:: Direction ::
Below are the records; collect from them each line containing the string "name".

:: Entries supplied ::
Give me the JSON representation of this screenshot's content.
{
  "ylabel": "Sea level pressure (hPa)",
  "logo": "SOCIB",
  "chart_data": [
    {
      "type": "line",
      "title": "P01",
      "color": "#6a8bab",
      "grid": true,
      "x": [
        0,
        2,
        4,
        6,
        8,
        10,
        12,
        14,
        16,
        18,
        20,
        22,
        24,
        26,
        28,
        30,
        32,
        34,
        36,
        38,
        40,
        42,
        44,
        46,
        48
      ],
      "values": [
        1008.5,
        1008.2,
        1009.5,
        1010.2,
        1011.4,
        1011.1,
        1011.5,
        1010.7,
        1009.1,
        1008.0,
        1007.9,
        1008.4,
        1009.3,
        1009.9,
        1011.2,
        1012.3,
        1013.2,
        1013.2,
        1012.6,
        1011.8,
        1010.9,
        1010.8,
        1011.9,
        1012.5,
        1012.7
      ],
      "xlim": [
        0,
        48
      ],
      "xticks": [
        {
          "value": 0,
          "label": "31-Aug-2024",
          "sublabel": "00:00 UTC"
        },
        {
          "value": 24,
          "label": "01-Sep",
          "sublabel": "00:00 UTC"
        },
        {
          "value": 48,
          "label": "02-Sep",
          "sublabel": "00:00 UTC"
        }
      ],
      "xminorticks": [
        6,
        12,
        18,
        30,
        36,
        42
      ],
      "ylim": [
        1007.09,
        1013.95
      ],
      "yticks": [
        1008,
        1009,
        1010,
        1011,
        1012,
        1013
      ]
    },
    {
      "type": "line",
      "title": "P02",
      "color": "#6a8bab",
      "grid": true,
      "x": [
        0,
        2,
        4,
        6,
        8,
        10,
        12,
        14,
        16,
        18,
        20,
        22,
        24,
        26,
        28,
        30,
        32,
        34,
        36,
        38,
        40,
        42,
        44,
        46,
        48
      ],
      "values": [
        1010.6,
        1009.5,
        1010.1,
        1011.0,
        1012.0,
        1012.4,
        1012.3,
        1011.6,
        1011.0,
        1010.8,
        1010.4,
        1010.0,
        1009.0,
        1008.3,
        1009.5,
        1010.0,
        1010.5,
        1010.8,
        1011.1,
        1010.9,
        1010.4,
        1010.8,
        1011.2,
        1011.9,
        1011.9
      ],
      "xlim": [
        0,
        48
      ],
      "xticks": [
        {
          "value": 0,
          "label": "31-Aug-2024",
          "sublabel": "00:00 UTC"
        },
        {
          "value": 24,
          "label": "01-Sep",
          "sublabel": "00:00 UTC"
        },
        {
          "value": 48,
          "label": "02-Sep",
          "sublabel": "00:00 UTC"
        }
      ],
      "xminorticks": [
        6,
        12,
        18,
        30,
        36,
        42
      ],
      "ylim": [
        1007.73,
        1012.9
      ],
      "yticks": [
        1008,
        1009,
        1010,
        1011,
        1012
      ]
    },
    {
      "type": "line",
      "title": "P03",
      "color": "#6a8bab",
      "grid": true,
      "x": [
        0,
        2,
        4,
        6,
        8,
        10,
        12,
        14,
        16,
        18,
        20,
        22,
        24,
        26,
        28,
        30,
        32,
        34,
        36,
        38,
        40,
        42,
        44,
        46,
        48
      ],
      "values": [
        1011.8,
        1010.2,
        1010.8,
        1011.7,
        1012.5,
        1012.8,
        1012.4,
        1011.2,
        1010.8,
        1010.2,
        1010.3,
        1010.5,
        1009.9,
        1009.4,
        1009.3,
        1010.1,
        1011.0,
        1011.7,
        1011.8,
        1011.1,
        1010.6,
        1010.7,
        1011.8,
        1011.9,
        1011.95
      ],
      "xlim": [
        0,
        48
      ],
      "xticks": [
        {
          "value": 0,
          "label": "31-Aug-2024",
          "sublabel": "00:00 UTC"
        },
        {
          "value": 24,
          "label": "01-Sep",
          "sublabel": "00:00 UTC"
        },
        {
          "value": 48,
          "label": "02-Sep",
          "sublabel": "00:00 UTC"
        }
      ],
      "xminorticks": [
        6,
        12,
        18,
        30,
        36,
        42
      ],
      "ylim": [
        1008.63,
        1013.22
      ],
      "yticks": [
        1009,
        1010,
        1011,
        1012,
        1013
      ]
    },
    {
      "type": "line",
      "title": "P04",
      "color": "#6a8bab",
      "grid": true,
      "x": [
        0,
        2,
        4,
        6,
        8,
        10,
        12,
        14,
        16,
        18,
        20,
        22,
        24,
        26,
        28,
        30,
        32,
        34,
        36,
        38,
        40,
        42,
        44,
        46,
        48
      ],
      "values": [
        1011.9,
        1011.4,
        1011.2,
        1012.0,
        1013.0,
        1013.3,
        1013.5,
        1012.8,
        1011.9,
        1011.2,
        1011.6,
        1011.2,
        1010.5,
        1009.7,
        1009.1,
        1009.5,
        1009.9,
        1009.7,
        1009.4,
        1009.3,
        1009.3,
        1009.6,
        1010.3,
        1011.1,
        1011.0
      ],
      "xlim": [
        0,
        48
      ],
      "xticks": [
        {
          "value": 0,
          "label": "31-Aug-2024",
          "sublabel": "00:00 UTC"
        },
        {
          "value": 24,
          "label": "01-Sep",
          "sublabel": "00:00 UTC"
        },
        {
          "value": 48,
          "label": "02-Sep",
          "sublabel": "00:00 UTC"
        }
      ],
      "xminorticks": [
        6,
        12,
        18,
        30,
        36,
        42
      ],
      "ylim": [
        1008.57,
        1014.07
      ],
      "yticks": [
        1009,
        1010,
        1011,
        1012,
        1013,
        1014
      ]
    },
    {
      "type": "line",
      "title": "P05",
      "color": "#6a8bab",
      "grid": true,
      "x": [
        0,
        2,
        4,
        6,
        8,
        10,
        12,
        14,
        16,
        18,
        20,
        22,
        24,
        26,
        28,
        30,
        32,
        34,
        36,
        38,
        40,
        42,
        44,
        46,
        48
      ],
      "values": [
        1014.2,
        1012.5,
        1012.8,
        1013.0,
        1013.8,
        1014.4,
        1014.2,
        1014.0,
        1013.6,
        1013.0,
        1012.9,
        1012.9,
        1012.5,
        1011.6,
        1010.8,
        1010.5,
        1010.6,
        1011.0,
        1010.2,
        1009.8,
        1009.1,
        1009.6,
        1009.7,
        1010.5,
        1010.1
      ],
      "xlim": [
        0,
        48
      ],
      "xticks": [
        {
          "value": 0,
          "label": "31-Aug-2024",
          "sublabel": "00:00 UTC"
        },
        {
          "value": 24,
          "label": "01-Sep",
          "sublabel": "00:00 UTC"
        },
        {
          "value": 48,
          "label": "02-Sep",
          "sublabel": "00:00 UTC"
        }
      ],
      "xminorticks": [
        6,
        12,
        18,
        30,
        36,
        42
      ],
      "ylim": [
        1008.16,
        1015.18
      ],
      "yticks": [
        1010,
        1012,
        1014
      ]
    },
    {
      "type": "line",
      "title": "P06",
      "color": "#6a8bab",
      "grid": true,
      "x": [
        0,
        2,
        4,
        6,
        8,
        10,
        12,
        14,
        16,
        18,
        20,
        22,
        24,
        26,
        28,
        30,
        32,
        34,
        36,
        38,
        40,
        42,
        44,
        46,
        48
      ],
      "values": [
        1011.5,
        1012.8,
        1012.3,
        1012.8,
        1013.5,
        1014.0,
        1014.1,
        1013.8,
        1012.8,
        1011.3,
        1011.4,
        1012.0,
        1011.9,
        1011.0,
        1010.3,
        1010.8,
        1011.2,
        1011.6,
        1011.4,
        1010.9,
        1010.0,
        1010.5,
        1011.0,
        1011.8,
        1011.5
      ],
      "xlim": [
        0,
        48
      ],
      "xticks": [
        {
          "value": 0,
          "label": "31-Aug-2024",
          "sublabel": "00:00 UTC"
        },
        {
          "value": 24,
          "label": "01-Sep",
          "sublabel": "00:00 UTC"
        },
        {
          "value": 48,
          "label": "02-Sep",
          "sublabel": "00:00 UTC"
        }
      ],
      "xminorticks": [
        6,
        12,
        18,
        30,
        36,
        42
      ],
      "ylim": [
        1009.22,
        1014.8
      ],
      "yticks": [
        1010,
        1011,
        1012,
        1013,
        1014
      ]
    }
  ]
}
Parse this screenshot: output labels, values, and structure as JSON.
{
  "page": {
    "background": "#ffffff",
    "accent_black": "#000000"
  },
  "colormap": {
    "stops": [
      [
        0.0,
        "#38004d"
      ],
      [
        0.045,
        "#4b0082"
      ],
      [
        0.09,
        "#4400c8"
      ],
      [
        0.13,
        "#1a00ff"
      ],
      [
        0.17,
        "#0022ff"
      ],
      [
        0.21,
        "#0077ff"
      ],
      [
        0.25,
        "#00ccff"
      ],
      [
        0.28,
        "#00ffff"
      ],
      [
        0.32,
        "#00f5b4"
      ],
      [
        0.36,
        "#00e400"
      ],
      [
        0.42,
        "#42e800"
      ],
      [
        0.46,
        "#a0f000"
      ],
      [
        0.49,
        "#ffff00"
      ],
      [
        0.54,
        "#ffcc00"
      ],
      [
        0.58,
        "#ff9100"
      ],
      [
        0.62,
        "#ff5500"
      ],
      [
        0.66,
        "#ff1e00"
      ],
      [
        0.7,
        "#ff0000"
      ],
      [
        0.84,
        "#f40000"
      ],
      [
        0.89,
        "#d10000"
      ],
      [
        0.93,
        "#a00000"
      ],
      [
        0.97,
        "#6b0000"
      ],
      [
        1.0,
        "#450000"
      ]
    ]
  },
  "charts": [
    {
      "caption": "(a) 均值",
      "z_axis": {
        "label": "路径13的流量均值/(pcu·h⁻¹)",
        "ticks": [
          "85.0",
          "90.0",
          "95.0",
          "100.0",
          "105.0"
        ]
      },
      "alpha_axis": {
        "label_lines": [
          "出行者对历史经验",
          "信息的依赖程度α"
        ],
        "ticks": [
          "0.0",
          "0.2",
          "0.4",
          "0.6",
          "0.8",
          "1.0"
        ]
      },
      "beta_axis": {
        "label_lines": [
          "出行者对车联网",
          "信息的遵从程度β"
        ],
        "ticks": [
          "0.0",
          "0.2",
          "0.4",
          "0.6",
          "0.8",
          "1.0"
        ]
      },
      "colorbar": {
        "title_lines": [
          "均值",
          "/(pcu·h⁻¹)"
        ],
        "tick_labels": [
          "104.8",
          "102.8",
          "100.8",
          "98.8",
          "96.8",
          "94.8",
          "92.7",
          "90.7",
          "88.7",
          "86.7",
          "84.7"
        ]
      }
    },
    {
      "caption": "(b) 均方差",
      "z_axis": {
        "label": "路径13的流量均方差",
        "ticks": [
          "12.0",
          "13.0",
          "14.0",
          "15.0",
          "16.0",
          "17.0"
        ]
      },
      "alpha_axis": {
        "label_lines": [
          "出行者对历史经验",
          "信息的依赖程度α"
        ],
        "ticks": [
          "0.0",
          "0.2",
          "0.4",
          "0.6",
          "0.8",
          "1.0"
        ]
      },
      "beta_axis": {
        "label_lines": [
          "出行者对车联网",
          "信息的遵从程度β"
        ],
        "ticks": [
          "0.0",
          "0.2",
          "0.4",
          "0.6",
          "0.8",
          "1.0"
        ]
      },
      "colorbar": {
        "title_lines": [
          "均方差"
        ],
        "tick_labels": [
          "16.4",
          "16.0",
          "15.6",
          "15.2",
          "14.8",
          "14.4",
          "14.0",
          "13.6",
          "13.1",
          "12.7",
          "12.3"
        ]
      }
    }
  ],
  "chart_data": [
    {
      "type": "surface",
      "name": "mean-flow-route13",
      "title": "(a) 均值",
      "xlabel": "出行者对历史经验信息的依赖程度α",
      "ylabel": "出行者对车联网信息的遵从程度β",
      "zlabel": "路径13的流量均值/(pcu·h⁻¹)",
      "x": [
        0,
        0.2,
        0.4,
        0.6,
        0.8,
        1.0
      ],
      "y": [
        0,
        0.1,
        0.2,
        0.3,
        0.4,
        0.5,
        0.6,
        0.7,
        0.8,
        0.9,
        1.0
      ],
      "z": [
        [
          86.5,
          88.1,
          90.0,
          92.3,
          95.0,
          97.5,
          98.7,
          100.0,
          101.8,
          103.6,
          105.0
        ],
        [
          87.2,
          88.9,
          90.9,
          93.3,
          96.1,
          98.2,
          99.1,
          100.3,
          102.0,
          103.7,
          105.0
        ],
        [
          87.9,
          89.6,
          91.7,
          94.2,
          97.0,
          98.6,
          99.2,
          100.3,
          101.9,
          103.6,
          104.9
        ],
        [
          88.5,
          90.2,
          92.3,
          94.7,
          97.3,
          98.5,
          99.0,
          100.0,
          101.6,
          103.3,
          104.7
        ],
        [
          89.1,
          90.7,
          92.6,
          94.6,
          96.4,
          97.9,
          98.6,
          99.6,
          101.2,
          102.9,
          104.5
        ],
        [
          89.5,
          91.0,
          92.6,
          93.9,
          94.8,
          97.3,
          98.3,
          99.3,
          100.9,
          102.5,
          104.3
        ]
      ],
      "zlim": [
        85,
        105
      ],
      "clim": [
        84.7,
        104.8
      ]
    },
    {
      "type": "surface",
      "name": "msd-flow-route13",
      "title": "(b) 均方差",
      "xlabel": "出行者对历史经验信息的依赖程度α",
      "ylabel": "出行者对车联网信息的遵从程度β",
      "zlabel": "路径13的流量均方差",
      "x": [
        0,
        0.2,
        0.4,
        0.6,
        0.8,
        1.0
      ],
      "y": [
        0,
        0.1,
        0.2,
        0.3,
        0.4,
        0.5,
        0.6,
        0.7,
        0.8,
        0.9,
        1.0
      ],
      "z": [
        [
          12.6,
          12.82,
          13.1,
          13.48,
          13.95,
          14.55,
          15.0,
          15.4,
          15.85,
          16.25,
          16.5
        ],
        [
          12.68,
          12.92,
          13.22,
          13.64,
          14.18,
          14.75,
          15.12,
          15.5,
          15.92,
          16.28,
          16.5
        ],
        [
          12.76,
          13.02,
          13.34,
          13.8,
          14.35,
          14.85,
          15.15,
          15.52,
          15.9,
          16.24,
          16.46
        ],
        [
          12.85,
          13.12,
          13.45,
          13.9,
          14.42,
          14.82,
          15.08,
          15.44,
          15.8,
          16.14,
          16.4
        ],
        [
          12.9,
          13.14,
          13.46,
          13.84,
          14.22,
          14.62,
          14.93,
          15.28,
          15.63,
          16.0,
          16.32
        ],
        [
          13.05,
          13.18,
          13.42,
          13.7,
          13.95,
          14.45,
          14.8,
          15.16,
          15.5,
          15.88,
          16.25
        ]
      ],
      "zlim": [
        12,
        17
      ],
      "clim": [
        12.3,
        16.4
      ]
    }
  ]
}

:: The output ::
      "name": "mean-flow-route13",
      "name": "msd-flow-route13",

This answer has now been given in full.